THE RECORDS:
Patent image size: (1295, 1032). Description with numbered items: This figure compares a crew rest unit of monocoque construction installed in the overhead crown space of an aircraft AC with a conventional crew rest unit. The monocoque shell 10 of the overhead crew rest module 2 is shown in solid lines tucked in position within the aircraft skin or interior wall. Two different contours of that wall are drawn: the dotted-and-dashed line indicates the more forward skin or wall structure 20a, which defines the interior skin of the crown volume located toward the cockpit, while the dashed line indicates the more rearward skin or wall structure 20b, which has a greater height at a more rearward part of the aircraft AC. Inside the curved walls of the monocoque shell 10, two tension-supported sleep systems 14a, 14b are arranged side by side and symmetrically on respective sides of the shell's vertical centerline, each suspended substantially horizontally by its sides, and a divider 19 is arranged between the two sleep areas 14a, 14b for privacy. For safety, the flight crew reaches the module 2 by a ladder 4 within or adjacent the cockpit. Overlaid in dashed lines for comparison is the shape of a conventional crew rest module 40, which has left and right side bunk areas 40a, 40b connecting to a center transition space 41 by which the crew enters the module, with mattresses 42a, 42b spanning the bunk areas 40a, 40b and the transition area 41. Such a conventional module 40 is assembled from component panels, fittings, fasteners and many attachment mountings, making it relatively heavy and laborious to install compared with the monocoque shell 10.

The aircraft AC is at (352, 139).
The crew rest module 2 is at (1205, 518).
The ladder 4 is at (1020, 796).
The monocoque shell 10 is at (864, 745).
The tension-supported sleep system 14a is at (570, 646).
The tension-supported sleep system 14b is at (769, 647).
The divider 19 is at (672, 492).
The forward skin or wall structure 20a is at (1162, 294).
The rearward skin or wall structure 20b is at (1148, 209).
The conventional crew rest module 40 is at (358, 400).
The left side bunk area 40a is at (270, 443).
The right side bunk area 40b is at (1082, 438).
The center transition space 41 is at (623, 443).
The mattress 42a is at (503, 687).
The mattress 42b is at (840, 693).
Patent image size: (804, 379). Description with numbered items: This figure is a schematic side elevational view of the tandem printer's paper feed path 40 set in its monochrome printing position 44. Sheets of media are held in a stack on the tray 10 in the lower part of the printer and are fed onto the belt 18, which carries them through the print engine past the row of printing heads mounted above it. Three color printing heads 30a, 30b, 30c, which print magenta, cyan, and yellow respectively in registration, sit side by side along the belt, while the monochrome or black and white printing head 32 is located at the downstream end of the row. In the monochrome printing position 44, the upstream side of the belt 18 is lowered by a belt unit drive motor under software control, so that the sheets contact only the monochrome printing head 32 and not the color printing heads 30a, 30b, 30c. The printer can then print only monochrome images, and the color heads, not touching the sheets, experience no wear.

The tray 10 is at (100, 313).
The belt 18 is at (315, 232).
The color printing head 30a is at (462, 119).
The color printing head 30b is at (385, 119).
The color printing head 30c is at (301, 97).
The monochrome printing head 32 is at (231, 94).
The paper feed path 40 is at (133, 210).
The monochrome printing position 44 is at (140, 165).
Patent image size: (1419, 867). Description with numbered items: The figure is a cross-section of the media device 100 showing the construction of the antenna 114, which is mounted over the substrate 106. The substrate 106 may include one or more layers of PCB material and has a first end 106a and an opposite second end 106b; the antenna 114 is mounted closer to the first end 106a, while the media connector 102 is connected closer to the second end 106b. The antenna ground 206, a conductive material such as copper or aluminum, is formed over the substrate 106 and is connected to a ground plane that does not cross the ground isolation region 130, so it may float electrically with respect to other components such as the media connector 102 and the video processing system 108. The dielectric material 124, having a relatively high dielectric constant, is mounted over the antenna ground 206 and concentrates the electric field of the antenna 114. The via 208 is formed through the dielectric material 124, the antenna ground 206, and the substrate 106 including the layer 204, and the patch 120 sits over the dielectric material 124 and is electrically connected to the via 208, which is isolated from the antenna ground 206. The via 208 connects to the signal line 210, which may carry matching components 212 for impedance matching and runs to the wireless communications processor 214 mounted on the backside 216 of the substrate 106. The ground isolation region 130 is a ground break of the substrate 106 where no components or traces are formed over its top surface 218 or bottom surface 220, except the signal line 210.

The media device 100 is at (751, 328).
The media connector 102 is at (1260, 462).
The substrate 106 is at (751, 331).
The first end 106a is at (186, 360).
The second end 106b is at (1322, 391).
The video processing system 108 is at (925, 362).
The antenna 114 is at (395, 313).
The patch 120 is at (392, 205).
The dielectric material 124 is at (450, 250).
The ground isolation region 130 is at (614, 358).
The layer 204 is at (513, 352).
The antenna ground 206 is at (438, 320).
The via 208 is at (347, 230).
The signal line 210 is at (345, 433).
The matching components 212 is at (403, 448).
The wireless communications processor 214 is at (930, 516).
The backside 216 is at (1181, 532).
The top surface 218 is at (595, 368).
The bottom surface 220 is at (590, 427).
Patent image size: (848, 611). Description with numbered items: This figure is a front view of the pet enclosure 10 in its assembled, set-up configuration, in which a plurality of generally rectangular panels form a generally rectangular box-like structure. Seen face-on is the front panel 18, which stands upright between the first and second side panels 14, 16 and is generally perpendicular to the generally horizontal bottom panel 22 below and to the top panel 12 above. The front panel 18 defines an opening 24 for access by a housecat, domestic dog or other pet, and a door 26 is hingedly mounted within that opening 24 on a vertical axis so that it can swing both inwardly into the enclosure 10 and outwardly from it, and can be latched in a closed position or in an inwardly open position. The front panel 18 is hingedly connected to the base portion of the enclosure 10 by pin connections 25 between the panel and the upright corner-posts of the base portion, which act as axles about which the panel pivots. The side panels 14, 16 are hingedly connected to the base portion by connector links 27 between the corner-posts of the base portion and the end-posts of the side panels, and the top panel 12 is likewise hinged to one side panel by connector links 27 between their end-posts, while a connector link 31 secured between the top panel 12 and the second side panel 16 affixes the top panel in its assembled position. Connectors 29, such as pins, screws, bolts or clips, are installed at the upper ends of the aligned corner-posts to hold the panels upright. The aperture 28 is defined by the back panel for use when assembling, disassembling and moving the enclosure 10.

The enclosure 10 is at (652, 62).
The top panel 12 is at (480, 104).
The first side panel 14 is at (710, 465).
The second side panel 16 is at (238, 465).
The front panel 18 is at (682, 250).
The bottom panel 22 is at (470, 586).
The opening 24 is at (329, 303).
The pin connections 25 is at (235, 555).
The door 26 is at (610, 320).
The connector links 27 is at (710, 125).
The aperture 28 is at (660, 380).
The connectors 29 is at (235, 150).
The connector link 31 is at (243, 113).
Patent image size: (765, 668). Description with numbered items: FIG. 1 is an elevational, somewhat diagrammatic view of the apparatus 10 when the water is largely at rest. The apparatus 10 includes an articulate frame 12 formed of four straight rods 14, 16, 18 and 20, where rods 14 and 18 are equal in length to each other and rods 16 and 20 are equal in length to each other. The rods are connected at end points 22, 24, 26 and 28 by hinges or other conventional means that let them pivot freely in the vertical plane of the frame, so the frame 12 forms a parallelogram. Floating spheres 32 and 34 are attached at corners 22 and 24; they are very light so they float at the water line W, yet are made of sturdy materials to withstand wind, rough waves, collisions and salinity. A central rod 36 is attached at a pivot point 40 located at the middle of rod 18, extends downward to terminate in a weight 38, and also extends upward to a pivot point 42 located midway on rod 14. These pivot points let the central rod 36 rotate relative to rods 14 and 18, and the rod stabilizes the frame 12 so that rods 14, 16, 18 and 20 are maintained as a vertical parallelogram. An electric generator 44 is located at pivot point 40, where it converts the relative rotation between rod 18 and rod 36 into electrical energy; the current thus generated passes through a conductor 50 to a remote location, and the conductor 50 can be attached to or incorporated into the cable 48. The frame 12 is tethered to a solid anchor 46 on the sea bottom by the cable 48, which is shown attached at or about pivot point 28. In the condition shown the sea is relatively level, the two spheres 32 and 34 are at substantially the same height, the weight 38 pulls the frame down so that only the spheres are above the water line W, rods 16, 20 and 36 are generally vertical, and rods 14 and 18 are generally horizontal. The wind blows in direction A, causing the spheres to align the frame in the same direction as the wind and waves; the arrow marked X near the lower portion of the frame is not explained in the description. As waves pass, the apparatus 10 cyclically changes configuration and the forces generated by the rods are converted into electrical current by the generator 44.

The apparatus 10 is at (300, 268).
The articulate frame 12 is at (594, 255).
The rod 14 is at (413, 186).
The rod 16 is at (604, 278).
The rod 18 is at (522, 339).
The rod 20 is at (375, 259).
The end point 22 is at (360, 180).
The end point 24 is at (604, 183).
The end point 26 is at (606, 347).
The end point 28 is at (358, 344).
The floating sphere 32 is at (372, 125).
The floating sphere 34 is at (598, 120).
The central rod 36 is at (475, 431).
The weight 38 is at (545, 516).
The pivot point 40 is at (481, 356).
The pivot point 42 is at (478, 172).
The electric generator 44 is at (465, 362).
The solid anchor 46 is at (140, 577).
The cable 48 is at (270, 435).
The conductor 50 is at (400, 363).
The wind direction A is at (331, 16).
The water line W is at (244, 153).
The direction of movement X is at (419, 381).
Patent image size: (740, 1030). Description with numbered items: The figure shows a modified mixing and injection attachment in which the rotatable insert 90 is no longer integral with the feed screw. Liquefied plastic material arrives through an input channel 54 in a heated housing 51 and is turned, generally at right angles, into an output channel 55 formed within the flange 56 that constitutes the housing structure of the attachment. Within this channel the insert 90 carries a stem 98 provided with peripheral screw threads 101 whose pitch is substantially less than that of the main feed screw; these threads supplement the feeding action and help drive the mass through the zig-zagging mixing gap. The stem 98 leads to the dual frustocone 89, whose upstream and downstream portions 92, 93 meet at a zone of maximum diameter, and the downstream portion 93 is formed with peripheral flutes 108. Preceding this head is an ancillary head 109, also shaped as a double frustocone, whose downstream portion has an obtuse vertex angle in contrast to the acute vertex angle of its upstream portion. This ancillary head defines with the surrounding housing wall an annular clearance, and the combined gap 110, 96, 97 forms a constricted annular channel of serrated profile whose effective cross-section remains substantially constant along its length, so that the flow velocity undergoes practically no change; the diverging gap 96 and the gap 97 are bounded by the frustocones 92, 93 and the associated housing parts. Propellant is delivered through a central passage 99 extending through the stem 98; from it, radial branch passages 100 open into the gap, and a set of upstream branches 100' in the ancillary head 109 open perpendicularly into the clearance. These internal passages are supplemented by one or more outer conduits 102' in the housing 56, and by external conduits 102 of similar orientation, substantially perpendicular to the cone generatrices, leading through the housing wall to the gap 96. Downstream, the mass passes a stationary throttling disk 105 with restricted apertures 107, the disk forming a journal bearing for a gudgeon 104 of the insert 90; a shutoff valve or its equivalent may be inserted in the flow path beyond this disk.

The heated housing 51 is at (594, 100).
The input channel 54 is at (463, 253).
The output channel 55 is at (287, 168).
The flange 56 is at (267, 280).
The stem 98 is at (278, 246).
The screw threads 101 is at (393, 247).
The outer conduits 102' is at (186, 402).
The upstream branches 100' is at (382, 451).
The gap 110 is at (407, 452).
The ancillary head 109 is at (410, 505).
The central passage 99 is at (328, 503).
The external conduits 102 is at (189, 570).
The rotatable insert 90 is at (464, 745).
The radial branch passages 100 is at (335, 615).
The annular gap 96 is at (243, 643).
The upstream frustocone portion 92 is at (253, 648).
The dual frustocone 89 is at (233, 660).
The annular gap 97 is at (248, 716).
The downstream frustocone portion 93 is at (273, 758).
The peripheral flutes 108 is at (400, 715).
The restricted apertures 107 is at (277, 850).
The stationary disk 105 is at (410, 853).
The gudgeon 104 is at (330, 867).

WHAT THIS TASK INVOLVES:
Return the records from the line with "Patent image size: (804, 379)." up to and including the line with "The monochrome printing position 44 is", copying each line exactly.

EXPECTED ANSWER:
Patent image size: (804, 379). Description with numbered items: This figure is a schematic side elevational view of the tandem printer's paper feed path 40 set in its monochrome printing position 44. Sheets of media are held in a stack on the tray 10 in the lower part of the printer and are fed onto the belt 18, which carries them through the print engine past the row of printing heads mounted above it. Three color printing heads 30a, 30b, 30c, which print magenta, cyan, and yellow respectively in registration, sit side by side along the belt, while the monochrome or black and white printing head 32 is located at the downstream end of the row. In the monochrome printing position 44, the upstream side of the belt 18 is lowered by a belt unit drive motor under software control, so that the sheets contact only the monochrome printing head 32 and not the color printing heads 30a, 30b, 30c. The printer can then print only monochrome images, and the color heads, not touching the sheets, experience no wear.

The tray 10 is at (100, 313).
The belt 18 is at (315, 232).
The color printing head 30a is at (462, 119).
The color printing head 30b is at (385, 119).
The color printing head 30c is at (301, 97).
The monochrome printing head 32 is at (231, 94).
The paper feed path 40 is at (133, 210).
The monochrome printing position 44 is at (140, 165).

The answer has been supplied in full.